# What this task involves:
Print every line of the records below without changing anything.
---+---
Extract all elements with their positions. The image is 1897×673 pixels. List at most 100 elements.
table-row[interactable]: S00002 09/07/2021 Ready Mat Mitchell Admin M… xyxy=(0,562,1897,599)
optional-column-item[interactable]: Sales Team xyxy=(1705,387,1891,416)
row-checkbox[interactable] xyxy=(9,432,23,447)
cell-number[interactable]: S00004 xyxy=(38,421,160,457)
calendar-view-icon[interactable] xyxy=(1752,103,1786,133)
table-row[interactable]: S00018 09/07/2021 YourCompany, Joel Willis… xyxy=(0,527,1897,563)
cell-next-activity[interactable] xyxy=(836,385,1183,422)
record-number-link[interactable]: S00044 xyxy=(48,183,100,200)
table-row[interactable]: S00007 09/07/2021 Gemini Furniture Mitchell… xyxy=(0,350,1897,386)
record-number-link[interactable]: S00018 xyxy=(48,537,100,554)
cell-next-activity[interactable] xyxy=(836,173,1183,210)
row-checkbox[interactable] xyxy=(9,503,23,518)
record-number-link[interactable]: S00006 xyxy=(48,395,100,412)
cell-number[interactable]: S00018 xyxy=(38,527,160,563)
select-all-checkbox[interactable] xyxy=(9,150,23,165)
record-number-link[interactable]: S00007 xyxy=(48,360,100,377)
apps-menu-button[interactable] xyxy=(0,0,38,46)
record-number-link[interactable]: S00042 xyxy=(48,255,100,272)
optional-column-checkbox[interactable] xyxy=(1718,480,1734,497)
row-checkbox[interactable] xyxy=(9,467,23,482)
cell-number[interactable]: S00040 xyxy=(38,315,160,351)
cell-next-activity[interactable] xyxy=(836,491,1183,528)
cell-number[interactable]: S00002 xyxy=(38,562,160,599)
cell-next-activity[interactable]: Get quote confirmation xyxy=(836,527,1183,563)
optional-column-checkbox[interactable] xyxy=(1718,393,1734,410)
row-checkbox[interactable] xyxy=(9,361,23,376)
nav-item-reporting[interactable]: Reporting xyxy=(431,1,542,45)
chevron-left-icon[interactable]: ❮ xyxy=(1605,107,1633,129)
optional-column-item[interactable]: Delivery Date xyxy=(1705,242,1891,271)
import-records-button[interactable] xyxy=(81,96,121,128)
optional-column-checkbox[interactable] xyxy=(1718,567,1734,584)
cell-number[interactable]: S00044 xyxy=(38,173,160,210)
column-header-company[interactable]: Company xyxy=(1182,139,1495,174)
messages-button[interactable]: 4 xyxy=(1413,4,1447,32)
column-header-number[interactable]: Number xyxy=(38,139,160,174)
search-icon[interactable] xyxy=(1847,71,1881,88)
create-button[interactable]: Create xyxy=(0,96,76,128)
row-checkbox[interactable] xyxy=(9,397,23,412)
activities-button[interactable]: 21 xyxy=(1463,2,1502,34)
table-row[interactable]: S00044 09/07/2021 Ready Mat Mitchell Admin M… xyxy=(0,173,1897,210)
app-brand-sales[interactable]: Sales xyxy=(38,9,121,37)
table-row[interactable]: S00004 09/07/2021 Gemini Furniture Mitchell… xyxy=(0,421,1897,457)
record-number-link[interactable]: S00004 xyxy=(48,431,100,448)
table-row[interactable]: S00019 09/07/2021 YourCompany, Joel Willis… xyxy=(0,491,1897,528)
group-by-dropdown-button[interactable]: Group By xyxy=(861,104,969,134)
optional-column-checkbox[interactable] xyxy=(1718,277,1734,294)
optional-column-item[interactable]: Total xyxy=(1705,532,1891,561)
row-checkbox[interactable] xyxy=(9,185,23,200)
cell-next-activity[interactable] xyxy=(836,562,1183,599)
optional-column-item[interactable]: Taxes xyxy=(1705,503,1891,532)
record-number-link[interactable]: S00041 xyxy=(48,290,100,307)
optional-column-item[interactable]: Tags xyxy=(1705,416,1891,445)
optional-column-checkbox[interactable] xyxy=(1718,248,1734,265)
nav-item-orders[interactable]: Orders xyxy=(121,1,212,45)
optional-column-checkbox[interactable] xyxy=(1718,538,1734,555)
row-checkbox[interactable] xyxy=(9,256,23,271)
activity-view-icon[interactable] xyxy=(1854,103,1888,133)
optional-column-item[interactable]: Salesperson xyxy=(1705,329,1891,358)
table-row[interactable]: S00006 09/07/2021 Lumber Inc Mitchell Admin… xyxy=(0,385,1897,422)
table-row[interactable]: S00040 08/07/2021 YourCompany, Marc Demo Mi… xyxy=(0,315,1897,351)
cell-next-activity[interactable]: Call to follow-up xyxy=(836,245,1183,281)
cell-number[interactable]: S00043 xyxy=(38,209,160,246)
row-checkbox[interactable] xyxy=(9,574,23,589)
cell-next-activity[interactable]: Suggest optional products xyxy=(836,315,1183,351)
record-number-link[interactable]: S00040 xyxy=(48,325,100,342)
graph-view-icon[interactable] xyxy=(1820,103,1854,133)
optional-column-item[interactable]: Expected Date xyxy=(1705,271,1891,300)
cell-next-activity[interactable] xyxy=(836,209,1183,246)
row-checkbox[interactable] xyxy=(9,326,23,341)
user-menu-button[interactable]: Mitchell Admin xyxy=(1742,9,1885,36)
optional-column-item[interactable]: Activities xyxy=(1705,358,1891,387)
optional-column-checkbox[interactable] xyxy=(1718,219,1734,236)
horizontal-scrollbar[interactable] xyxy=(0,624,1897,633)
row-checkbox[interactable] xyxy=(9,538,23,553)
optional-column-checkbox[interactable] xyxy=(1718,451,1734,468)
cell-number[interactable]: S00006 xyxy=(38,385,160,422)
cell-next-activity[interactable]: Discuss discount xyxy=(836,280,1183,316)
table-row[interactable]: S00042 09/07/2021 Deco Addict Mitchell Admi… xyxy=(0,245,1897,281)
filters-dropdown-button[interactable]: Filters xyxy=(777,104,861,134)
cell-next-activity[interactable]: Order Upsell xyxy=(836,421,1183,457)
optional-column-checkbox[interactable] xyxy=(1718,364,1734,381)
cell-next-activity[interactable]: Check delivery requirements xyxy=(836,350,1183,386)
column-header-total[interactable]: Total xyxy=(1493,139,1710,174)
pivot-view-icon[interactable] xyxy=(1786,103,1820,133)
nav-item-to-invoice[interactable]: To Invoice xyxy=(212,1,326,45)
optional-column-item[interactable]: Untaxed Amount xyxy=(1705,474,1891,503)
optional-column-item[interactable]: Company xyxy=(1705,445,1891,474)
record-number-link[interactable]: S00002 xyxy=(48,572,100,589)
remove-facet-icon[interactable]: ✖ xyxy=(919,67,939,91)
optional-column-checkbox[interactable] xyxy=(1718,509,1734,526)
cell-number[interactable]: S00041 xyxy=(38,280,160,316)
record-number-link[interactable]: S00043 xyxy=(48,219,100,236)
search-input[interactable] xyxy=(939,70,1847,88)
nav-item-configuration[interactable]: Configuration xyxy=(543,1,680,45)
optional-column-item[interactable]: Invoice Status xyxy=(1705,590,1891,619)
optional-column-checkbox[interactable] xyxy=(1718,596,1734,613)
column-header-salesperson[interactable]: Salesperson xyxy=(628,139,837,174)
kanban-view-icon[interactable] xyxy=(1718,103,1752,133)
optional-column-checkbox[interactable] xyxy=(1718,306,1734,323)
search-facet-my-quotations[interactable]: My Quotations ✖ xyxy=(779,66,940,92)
---+---
# Correct result:
Extract all elements with their positions. The image is 1897×673 pixels. List at most 100 elements.
table-row[interactable]: S00002 09/07/2021 Ready Mat Mitchell Admin M… xyxy=(0,562,1897,599)
optional-column-item[interactable]: Sales Team xyxy=(1705,387,1891,416)
row-checkbox[interactable] xyxy=(9,432,23,447)
cell-number[interactable]: S00004 xyxy=(38,421,160,457)
calendar-view-icon[interactable] xyxy=(1752,103,1786,133)
table-row[interactable]: S00018 09/07/2021 YourCompany, Joel Willis… xyxy=(0,527,1897,563)
cell-next-activity[interactable] xyxy=(836,385,1183,422)
record-number-link[interactable]: S00044 xyxy=(48,183,100,200)
table-row[interactable]: S00007 09/07/2021 Gemini Furniture Mitchell… xyxy=(0,350,1897,386)
record-number-link[interactable]: S00018 xyxy=(48,537,100,554)
cell-next-activity[interactable] xyxy=(836,173,1183,210)
row-checkbox[interactable] xyxy=(9,503,23,518)
record-number-link[interactable]: S00006 xyxy=(48,395,100,412)
cell-number[interactable]: S00018 xyxy=(38,527,160,563)
select-all-checkbox[interactable] xyxy=(9,150,23,165)
record-number-link[interactable]: S00007 xyxy=(48,360,100,377)
apps-menu-button[interactable] xyxy=(0,0,38,46)
record-number-link[interactable]: S00042 xyxy=(48,255,100,272)
optional-column-checkbox[interactable] xyxy=(1718,480,1734,497)
row-checkbox[interactable] xyxy=(9,467,23,482)
cell-number[interactable]: S00040 xyxy=(38,315,160,351)
cell-next-activity[interactable] xyxy=(836,491,1183,528)
cell-number[interactable]: S00002 xyxy=(38,562,160,599)
cell-next-activity[interactable]: Get quote confirmation xyxy=(836,527,1183,563)
optional-column-checkbox[interactable] xyxy=(1718,393,1734,410)
row-checkbox[interactable] xyxy=(9,361,23,376)
nav-item-reporting[interactable]: Reporting xyxy=(431,1,542,45)
chevron-left-icon[interactable]: ❮ xyxy=(1605,107,1633,129)
optional-column-item[interactable]: Delivery Date xyxy=(1705,242,1891,271)
import-records-button[interactable] xyxy=(81,96,121,128)
optional-column-checkbox[interactable] xyxy=(1718,567,1734,584)
cell-number[interactable]: S00044 xyxy=(38,173,160,210)
column-header-company[interactable]: Company xyxy=(1182,139,1495,174)
messages-button[interactable]: 4 xyxy=(1413,4,1447,32)
column-header-number[interactable]: Number xyxy=(38,139,160,174)
search-icon[interactable] xyxy=(1847,71,1881,88)
create-button[interactable]: Create xyxy=(0,96,76,128)
row-checkbox[interactable] xyxy=(9,397,23,412)
activities-button[interactable]: 21 xyxy=(1463,2,1502,34)
table-row[interactable]: S00044 09/07/2021 Ready Mat Mitchell Admin M… xyxy=(0,173,1897,210)
app-brand-sales[interactable]: Sales xyxy=(38,9,121,37)
table-row[interactable]: S00004 09/07/2021 Gemini Furniture Mitchell… xyxy=(0,421,1897,457)
record-number-link[interactable]: S00004 xyxy=(48,431,100,448)
table-row[interactable]: S00019 09/07/2021 YourCompany, Joel Willis… xyxy=(0,491,1897,528)
group-by-dropdown-button[interactable]: Group By xyxy=(861,104,969,134)
optional-column-checkbox[interactable] xyxy=(1718,277,1734,294)
optional-column-item[interactable]: Total xyxy=(1705,532,1891,561)
row-checkbox[interactable] xyxy=(9,185,23,200)
cell-next-activity[interactable] xyxy=(836,562,1183,599)
optional-column-item[interactable]: Taxes xyxy=(1705,503,1891,532)
record-number-link[interactable]: S00041 xyxy=(48,290,100,307)
optional-column-item[interactable]: Tags xyxy=(1705,416,1891,445)
optional-column-checkbox[interactable] xyxy=(1718,248,1734,265)
nav-item-orders[interactable]: Orders xyxy=(121,1,212,45)
optional-column-checkbox[interactable] xyxy=(1718,538,1734,555)
row-checkbox[interactable] xyxy=(9,256,23,271)
activity-view-icon[interactable] xyxy=(1854,103,1888,133)
optional-column-item[interactable]: Salesperson xyxy=(1705,329,1891,358)
table-row[interactable]: S00006 09/07/2021 Lumber Inc Mitchell Admin… xyxy=(0,385,1897,422)
table-row[interactable]: S00040 08/07/2021 YourCompany, Marc Demo Mi… xyxy=(0,315,1897,351)
cell-next-activity[interactable]: Call to follow-up xyxy=(836,245,1183,281)
cell-number[interactable]: S00043 xyxy=(38,209,160,246)
row-checkbox[interactable] xyxy=(9,574,23,589)
cell-next-activity[interactable]: Suggest optional products xyxy=(836,315,1183,351)
record-number-link[interactable]: S00040 xyxy=(48,325,100,342)
graph-view-icon[interactable] xyxy=(1820,103,1854,133)
optional-column-item[interactable]: Expected Date xyxy=(1705,271,1891,300)
cell-next-activity[interactable] xyxy=(836,209,1183,246)
row-checkbox[interactable] xyxy=(9,326,23,341)
user-menu-button[interactable]: Mitchell Admin xyxy=(1742,9,1885,36)
optional-column-item[interactable]: Activities xyxy=(1705,358,1891,387)
optional-column-checkbox[interactable] xyxy=(1718,219,1734,236)
horizontal-scrollbar[interactable] xyxy=(0,624,1897,633)
row-checkbox[interactable] xyxy=(9,538,23,553)
optional-column-checkbox[interactable] xyxy=(1718,451,1734,468)
cell-number[interactable]: S00006 xyxy=(38,385,160,422)
cell-next-activity[interactable]: Discuss discount xyxy=(836,280,1183,316)
table-row[interactable]: S00042 09/07/2021 Deco Addict Mitchell Admi… xyxy=(0,245,1897,281)
filters-dropdown-button[interactable]: Filters xyxy=(777,104,861,134)
cell-next-activity[interactable]: Order Upsell xyxy=(836,421,1183,457)
optional-column-checkbox[interactable] xyxy=(1718,364,1734,381)
cell-next-activity[interactable]: Check delivery requirements xyxy=(836,350,1183,386)
column-header-total[interactable]: Total xyxy=(1493,139,1710,174)
pivot-view-icon[interactable] xyxy=(1786,103,1820,133)
nav-item-to-invoice[interactable]: To Invoice xyxy=(212,1,326,45)
optional-column-item[interactable]: Untaxed Amount xyxy=(1705,474,1891,503)
optional-column-item[interactable]: Company xyxy=(1705,445,1891,474)
record-number-link[interactable]: S00002 xyxy=(48,572,100,589)
remove-facet-icon[interactable]: ✖ xyxy=(919,67,939,91)
optional-column-checkbox[interactable] xyxy=(1718,509,1734,526)
cell-number[interactable]: S00041 xyxy=(38,280,160,316)
record-number-link[interactable]: S00043 xyxy=(48,219,100,236)
search-input[interactable] xyxy=(939,70,1847,88)
nav-item-configuration[interactable]: Configuration xyxy=(543,1,680,45)
optional-column-item[interactable]: Invoice Status xyxy=(1705,590,1891,619)
optional-column-checkbox[interactable] xyxy=(1718,596,1734,613)
column-header-salesperson[interactable]: Salesperson xyxy=(628,139,837,174)
kanban-view-icon[interactable] xyxy=(1718,103,1752,133)
optional-column-checkbox[interactable] xyxy=(1718,306,1734,323)
search-facet-my-quotations[interactable]: My Quotations ✖ xyxy=(779,66,940,92)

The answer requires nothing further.